Check each line of the records below and collect those that include the word "image".
::::::::::
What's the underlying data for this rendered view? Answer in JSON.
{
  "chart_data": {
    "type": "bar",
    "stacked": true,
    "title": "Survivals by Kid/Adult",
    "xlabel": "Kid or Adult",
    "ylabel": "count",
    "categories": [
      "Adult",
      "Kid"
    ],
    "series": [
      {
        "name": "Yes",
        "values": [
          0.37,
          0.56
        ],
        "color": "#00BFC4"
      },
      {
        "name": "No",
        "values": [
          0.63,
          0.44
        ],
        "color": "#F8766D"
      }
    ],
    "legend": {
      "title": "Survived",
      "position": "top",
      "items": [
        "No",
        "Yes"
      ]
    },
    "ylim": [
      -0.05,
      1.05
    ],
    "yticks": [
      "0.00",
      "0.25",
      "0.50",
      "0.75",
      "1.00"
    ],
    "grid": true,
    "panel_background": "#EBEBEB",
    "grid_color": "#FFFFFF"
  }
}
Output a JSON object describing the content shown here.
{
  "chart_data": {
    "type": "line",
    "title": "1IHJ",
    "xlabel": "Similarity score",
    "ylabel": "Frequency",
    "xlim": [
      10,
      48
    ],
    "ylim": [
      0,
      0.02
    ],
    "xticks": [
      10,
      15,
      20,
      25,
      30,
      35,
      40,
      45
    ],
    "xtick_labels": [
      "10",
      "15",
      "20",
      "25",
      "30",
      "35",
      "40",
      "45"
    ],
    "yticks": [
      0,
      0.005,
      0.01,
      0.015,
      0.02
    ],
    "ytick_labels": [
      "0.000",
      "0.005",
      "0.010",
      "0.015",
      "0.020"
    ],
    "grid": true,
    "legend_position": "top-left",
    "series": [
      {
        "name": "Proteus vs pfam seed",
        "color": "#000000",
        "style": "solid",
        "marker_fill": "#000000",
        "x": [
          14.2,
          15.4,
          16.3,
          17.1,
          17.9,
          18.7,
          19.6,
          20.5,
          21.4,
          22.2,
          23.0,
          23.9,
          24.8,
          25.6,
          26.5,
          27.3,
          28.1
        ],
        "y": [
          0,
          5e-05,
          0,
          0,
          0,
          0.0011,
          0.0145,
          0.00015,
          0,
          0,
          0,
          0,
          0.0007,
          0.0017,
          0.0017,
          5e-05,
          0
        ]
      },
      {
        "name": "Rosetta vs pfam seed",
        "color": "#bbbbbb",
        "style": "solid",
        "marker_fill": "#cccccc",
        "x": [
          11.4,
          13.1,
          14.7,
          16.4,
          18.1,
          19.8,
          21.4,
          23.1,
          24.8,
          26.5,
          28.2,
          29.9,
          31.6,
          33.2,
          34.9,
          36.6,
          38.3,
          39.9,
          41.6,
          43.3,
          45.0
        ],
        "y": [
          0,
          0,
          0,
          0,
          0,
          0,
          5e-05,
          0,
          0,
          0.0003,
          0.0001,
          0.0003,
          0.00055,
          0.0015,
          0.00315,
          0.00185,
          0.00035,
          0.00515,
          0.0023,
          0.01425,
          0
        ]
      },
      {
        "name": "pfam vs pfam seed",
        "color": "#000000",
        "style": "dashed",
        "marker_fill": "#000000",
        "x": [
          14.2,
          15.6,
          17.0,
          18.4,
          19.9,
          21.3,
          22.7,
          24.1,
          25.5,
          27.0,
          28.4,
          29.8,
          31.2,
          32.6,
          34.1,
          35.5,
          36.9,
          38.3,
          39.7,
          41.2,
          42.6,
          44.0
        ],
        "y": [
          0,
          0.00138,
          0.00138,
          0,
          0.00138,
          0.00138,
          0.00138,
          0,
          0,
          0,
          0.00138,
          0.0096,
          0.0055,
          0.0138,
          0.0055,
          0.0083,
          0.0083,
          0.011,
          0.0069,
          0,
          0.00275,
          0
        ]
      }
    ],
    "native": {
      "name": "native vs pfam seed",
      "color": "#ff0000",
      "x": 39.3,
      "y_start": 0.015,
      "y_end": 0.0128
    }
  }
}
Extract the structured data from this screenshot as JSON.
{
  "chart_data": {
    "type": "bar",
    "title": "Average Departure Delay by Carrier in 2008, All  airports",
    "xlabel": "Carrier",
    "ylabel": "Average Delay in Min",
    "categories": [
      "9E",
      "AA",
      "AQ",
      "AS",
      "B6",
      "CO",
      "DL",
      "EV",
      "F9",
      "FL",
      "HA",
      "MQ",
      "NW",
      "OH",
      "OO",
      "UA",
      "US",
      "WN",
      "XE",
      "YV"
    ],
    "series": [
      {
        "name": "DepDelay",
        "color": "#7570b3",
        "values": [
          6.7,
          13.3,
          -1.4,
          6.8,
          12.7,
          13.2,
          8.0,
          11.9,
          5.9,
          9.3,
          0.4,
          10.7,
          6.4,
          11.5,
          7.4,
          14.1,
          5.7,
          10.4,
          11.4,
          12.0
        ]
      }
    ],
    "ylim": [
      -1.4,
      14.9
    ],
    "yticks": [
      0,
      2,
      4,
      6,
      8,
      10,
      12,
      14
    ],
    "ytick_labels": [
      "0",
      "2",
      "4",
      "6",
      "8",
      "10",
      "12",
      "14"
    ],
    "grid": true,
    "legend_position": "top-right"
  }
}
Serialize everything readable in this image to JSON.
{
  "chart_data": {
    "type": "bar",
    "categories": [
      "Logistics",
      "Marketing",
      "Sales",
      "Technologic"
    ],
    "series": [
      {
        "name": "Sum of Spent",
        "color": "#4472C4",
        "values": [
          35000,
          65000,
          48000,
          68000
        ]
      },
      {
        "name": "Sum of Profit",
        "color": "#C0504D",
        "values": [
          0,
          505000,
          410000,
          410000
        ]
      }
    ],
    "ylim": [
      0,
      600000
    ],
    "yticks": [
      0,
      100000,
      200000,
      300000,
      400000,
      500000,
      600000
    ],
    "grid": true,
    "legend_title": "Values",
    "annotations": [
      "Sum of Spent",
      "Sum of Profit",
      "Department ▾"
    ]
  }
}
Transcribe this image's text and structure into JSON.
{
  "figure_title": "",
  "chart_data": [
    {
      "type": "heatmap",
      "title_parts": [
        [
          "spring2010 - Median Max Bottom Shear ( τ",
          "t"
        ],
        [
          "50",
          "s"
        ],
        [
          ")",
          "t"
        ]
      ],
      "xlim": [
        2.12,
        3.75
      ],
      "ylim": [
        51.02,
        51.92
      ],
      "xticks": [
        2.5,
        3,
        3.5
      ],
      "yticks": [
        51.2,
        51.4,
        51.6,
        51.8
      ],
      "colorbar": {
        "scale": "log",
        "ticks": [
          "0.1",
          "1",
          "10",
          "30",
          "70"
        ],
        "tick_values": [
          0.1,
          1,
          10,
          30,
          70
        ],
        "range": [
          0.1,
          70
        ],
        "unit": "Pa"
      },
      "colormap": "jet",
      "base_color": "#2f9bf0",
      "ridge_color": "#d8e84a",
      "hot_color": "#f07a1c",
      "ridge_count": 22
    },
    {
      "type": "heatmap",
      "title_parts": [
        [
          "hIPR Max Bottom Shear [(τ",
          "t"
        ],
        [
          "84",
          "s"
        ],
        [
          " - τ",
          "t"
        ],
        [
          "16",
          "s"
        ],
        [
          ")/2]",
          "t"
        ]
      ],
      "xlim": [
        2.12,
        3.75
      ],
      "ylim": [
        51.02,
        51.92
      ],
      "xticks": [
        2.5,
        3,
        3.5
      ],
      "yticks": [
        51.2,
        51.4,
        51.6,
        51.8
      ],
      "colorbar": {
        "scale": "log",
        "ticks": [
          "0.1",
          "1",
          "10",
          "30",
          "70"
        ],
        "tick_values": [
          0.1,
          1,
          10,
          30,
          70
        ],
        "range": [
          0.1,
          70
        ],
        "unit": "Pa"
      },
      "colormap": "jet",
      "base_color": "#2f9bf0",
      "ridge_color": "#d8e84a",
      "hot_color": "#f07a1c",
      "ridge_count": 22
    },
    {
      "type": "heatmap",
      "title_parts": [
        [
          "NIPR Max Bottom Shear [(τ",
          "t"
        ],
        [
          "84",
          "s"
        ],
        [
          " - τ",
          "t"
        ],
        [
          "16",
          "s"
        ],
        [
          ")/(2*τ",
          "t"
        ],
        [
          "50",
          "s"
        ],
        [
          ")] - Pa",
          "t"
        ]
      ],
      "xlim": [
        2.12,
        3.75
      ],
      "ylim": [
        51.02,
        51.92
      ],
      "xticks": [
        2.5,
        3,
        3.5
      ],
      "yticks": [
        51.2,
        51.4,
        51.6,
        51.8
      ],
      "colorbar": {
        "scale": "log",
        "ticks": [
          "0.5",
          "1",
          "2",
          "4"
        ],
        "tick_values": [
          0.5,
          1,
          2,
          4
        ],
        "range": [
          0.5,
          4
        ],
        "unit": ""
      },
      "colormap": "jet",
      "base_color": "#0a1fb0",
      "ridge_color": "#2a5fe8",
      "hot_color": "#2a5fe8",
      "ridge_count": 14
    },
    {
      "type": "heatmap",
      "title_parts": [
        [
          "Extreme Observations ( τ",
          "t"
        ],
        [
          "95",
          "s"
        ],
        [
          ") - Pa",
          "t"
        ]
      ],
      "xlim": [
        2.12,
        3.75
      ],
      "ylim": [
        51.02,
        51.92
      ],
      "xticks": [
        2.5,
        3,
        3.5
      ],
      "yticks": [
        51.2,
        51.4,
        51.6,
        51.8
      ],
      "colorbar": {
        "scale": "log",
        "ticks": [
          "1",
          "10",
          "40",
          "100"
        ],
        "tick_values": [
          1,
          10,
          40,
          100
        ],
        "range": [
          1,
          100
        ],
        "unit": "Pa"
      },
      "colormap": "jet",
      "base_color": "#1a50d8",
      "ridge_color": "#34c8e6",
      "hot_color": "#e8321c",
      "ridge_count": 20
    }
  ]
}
::::::::::
Right answer:
Serialize everything readable in this image to JSON.
Transcribe this image's text and structure into JSON.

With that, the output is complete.